What the exercise asks: Answer with a single number: the count of lines that hold "JSON".

begin Records provided

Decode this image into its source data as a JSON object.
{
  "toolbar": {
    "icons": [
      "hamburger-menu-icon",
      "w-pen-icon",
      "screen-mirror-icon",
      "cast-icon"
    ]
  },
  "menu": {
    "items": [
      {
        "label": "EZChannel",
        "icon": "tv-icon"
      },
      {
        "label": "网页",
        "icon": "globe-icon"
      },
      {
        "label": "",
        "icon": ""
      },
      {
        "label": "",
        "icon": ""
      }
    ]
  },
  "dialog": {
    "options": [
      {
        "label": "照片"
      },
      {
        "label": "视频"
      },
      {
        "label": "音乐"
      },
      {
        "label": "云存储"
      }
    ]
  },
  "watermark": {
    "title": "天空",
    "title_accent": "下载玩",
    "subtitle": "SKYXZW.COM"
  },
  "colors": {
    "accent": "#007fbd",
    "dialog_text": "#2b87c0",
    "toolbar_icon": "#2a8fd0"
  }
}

end Records provided
begin Records provided

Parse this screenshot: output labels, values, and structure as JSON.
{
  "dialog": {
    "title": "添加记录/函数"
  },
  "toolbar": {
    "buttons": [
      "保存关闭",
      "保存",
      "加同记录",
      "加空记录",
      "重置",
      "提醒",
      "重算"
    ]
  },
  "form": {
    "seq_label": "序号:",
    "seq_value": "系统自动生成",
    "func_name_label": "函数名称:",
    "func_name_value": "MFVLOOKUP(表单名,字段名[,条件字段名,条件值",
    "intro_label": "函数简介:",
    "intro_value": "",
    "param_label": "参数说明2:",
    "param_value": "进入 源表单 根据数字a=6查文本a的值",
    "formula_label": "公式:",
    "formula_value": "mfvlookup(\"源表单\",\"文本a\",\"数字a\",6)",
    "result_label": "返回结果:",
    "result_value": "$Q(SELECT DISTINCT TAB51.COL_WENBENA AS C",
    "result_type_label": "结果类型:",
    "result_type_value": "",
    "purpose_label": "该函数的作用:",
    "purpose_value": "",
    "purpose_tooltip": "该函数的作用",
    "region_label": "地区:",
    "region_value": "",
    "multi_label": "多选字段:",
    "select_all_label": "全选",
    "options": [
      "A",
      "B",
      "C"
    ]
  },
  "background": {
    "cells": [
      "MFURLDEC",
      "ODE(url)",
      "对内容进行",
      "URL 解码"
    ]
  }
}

end Records provided

Task result: 2